- WHAT IS ASKED -
In the data that follows, count each line holding the string "JSON"; answer with the number only.

Dataset records:

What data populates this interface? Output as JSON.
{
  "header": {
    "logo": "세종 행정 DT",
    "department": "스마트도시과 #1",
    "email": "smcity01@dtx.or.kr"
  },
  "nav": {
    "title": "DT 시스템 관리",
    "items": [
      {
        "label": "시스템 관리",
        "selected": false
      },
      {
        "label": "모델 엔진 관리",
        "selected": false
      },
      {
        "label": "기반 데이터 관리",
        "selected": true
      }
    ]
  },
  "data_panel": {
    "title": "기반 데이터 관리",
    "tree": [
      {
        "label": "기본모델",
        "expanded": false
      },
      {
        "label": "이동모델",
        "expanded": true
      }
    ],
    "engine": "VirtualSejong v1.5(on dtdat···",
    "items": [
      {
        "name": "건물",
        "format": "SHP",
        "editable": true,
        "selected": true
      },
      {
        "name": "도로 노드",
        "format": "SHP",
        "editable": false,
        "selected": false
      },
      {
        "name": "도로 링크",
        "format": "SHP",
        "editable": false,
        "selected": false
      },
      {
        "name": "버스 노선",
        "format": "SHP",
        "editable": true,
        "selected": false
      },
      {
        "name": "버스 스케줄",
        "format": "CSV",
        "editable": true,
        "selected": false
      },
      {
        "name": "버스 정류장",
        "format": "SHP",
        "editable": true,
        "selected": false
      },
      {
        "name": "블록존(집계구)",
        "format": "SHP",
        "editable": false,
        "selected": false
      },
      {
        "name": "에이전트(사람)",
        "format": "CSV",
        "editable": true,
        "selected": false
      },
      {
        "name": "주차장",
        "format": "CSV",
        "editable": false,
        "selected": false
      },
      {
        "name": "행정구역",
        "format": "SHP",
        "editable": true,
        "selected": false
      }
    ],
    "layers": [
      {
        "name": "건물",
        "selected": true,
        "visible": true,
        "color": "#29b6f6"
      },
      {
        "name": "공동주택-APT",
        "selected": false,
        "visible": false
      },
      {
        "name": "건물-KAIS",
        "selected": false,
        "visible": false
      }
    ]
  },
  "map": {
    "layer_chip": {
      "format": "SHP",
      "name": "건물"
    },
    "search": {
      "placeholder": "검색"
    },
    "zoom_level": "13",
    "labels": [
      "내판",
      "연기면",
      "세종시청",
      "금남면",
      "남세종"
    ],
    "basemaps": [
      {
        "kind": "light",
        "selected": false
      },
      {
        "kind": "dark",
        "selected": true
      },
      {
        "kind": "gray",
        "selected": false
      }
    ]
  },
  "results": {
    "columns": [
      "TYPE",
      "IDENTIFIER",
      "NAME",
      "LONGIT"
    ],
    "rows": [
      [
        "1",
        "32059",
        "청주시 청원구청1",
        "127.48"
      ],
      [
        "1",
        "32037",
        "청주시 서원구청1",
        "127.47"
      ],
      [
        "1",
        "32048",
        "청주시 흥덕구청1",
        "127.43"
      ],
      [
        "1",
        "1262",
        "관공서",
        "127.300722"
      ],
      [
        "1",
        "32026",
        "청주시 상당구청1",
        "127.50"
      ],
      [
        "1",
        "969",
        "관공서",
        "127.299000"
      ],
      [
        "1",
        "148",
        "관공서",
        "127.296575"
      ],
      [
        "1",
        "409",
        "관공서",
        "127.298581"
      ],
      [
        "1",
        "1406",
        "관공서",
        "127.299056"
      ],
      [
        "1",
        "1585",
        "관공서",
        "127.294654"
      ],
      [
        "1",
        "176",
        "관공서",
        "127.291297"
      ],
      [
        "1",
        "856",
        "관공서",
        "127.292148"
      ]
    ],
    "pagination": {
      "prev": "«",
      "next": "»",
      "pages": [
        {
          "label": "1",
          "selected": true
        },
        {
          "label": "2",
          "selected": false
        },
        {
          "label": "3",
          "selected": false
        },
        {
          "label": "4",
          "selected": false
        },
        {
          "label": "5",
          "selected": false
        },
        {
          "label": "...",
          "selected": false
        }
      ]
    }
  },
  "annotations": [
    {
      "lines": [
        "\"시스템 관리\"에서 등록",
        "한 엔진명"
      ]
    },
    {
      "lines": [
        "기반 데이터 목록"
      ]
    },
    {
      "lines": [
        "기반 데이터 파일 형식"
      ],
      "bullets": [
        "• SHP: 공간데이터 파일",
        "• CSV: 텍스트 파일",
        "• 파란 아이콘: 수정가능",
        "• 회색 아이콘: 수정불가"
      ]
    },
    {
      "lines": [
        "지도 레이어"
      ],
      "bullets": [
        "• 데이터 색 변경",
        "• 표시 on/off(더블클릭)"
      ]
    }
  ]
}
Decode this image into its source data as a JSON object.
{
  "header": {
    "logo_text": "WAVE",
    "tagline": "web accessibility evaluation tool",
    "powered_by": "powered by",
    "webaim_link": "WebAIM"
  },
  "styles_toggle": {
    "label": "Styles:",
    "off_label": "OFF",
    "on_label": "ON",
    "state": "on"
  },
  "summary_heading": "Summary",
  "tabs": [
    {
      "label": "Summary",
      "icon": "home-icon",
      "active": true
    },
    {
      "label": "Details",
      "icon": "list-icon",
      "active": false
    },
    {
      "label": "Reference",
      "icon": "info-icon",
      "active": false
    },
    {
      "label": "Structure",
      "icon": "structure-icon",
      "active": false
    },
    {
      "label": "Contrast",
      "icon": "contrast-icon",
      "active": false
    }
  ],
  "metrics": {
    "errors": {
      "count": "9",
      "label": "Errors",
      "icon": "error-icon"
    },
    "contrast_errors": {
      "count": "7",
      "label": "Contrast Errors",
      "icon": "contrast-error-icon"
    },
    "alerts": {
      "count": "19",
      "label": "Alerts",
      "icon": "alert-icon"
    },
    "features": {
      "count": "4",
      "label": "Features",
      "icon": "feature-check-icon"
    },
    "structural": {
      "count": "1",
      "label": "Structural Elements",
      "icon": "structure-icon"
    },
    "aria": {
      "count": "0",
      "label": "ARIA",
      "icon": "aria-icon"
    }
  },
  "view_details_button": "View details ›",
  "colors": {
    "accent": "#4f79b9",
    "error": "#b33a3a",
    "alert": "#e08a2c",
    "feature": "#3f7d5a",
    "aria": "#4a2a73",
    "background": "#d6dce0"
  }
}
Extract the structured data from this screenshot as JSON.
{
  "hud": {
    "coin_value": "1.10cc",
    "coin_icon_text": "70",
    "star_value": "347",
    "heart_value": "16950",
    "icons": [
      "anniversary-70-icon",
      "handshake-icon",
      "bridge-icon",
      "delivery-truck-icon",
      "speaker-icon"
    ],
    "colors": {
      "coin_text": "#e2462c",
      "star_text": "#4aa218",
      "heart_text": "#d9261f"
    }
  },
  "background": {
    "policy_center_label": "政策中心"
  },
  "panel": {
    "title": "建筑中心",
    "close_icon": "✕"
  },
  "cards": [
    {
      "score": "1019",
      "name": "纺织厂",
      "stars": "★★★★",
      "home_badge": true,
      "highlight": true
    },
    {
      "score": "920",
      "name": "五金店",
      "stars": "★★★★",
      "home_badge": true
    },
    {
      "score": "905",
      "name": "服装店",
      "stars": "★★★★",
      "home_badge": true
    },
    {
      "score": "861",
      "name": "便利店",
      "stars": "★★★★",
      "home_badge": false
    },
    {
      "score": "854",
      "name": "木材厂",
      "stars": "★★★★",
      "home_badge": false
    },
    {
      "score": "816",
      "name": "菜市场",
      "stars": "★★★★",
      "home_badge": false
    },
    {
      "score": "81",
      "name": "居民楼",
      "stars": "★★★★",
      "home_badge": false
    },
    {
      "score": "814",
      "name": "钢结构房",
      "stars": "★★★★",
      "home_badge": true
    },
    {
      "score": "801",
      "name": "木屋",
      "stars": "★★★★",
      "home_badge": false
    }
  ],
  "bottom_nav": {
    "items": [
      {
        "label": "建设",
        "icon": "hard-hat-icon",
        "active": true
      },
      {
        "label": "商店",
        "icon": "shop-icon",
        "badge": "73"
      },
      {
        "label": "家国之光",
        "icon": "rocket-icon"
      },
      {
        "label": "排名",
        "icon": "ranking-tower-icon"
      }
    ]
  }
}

- COMPLETE OUTPUT -
3